* START Data for this task *
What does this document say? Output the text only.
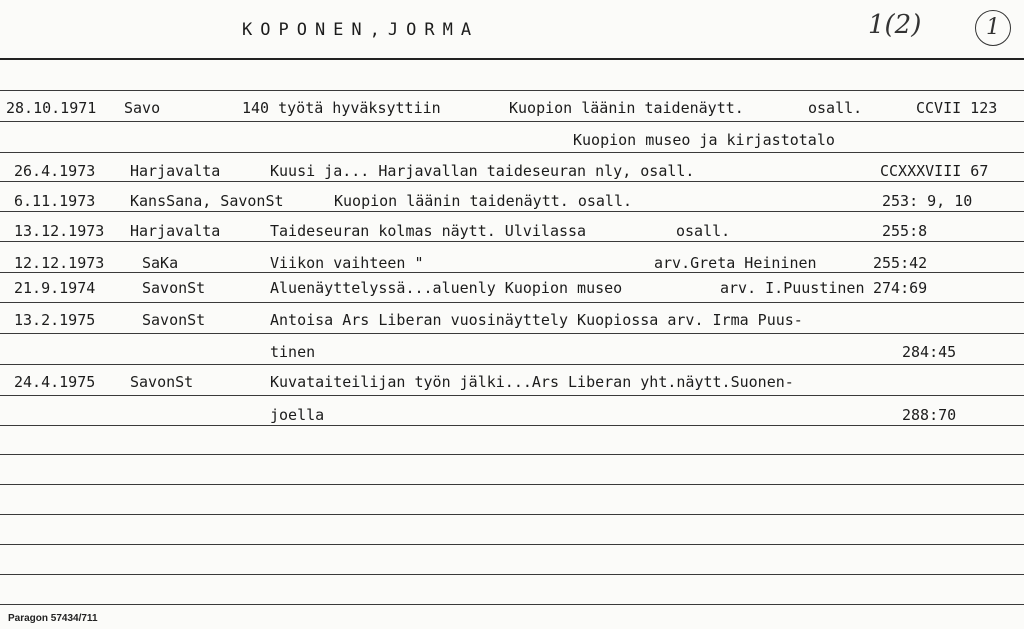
KOPONEN,JORMA	1(2)	1
28.10.1971 Savo	140 työtä hyväksyttiin	Kuopion läänin taidenäytt.	osall.	CCVII 123
Kuopion museo ja kirjastotalo
26.4.1973 Harjavalta	Kuusi ja... Harjavallan taideseuran nly, osall.	CCXXXVIII 67
6.11.1973 KansSana, SavonSt	Kuopion läänin taidenäytt. osall.	253: 9, 10
13.12.1973 Harjavalta	Taideseuran kolmas näytt. Ulvilassa	osall.	255:8
12.12.1973	SaKa	Viikon vaihteen "	arv.Greta Heininen	255:42
21.9.1974	SavonSt	Aluenäyttelyssä...aluenly Kuopion museo	arv. I.Puustinen 274:69
13.2.1975	SavonSt	Antoisa Ars Liberan vuosinäyttely Kuopiossa arv. Irma Puus-
tinen	284:45
24.4.1975 SavonSt	Kuvataiteilijan työn jälki...Ars Liberan yht.näytt.Suonen-
joella	288:70
Paragon 57434/711
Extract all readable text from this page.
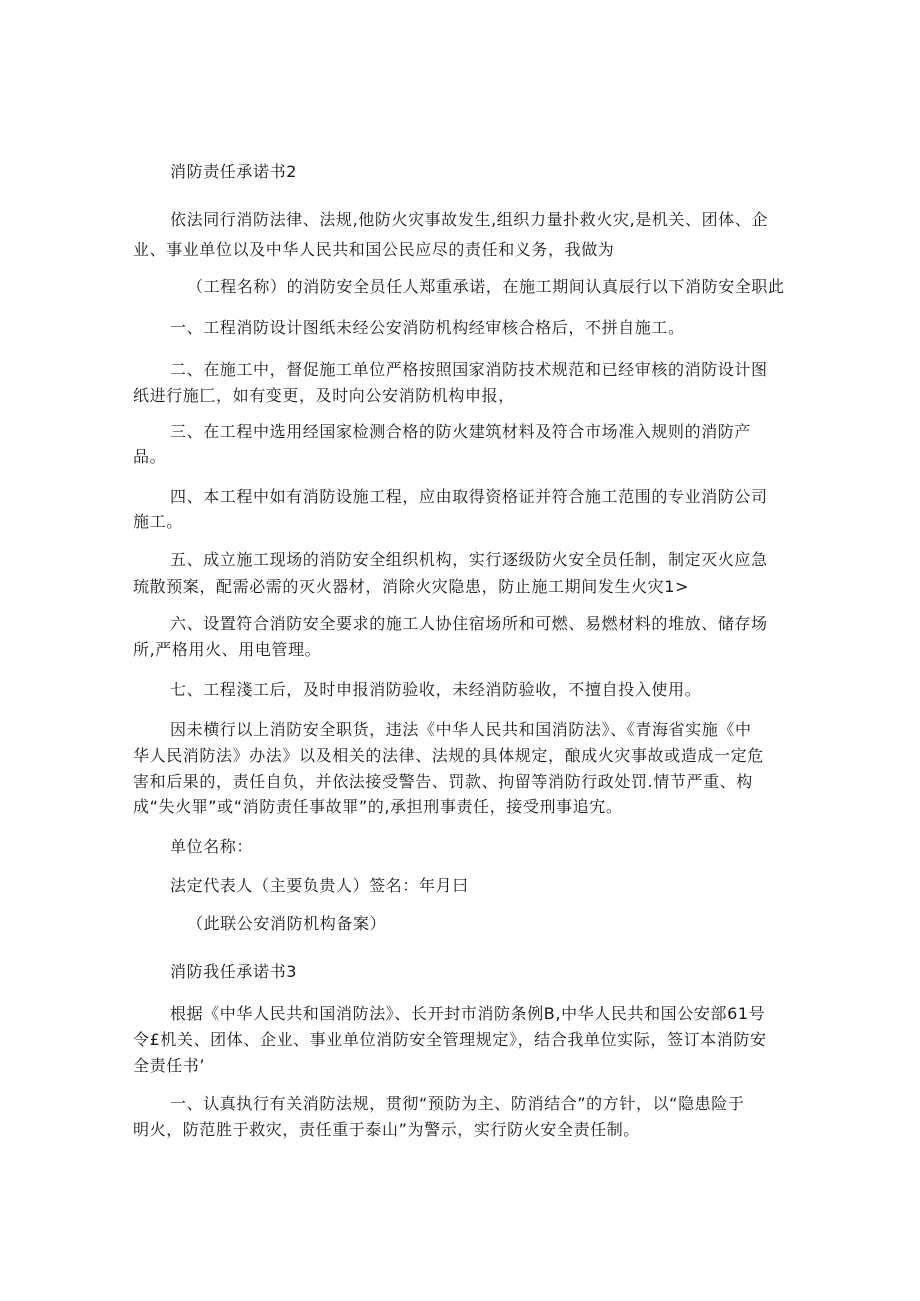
消防责任承诺书2
依法同行消防法律、法规,他防火灾事故发生,组织力量扑救火灾,是机关、团体、企
业、事业单位以及中华人民共和国公民应尽的责任和义务，我做为
（工程名称）的消防安全员任人郑重承诺，在施工期间认真辰行以下消防安全职此
一、工程消防设计图纸未经公安消防机构经审核合格后，不拼自施工。
二、在施工中，督促施工单位严格按照国家消防技术规范和已经审核的消防设计图
纸进行施匚，如有变更，及时向公安消防机构申报，
三、在工程中选用经国家检测合格的防火建筑材料及符合市场准入规则的消防产
品。
四、本工程中如有消防设施工程，应由取得资格证并符合施工范围的专业消防公司
施工。
五、成立施工现场的消防安全组织机构，实行逐级防火安全员任制，制定灭火应急
琉散预案，配需必需的灭火器材，消除火灾隐患，防止施工期间发生火灾1>
六、设置符合消防安全要求的施工人协住宿场所和可燃、易燃材料的堆放、储存场
所,严格用火、用电管理。
七、工程淺工后，及时申报消防验收，未经消防验收，不擅自投入使用。
因未横行以上消防安全职货，违法《中华人民共和国消防法》、《青海省实施《中
华人民消防法》办法》以及相关的法律、法规的具体规定，酿成火灾事故或造成一定危
害和后果的，责任自负，并依法接受警告、罚款、拘留等消防行政处罚.情节严重、构
成“失火罪”或“消防责任事故罪”的,承担刑事责任，接受刑事追宄。
单位名称：
法定代表人（主要负贵人）签名：年月曰
（此联公安消防机构备案）
消防我任承诺书3
根据《中华人民共和国消防法》、长开封市消防条例B,中华人民共和国公安部61号
令£机关、团体、企业、事业单位消防安全管理规定》，结合我单位实际，签订本消防安
全责任书’
一、认真执行有关消防法规，贯彻“预防为主、防消结合”的方针，以“隐患险于
明火，防范胜于救灾，责任重于泰山”为警示，实行防火安全责任制。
* END Data for this task *
__Task description__: Your task is to copy the entries in full and exactly, without any images.

__Solution to the exercise__:
What does this document say? Output the text only.
KOPONEN,JORMA	1(2)	1
28.10.1971 Savo	140 työtä hyväksyttiin	Kuopion läänin taidenäytt.	osall.	CCVII 123
Kuopion museo ja kirjastotalo
26.4.1973 Harjavalta	Kuusi ja... Harjavallan taideseuran nly, osall.	CCXXXVIII 67
6.11.1973 KansSana, SavonSt	Kuopion läänin taidenäytt. osall.	253: 9, 10
13.12.1973 Harjavalta	Taideseuran kolmas näytt. Ulvilassa	osall.	255:8
12.12.1973	SaKa	Viikon vaihteen "	arv.Greta Heininen	255:42
21.9.1974	SavonSt	Aluenäyttelyssä...aluenly Kuopion museo	arv. I.Puustinen 274:69
13.2.1975	SavonSt	Antoisa Ars Liberan vuosinäyttely Kuopiossa arv. Irma Puus-
tinen	284:45
24.4.1975 SavonSt	Kuvataiteilijan työn jälki...Ars Liberan yht.näytt.Suonen-
joella	288:70
Paragon 57434/711
Extract all readable text from this page.
消防责任承诺书2
依法同行消防法律、法规,他防火灾事故发生,组织力量扑救火灾,是机关、团体、企
业、事业单位以及中华人民共和国公民应尽的责任和义务，我做为
（工程名称）的消防安全员任人郑重承诺，在施工期间认真辰行以下消防安全职此
一、工程消防设计图纸未经公安消防机构经审核合格后，不拼自施工。
二、在施工中，督促施工单位严格按照国家消防技术规范和已经审核的消防设计图
纸进行施匚，如有变更，及时向公安消防机构申报，
三、在工程中选用经国家检测合格的防火建筑材料及符合市场准入规则的消防产
品。
四、本工程中如有消防设施工程，应由取得资格证并符合施工范围的专业消防公司
施工。
五、成立施工现场的消防安全组织机构，实行逐级防火安全员任制，制定灭火应急
琉散预案，配需必需的灭火器材，消除火灾隐患，防止施工期间发生火灾1>
六、设置符合消防安全要求的施工人协住宿场所和可燃、易燃材料的堆放、储存场
所,严格用火、用电管理。
七、工程淺工后，及时申报消防验收，未经消防验收，不擅自投入使用。
因未横行以上消防安全职货，违法《中华人民共和国消防法》、《青海省实施《中
华人民消防法》办法》以及相关的法律、法规的具体规定，酿成火灾事故或造成一定危
害和后果的，责任自负，并依法接受警告、罚款、拘留等消防行政处罚.情节严重、构
成“失火罪”或“消防责任事故罪”的,承担刑事责任，接受刑事追宄。
单位名称：
法定代表人（主要负贵人）签名：年月曰
（此联公安消防机构备案）
消防我任承诺书3
根据《中华人民共和国消防法》、长开封市消防条例B,中华人民共和国公安部61号
令£机关、团体、企业、事业单位消防安全管理规定》，结合我单位实际，签订本消防安
全责任书’
一、认真执行有关消防法规，贯彻“预防为主、防消结合”的方针，以“隐患险于
明火，防范胜于救灾，责任重于泰山”为警示，实行防火安全责任制。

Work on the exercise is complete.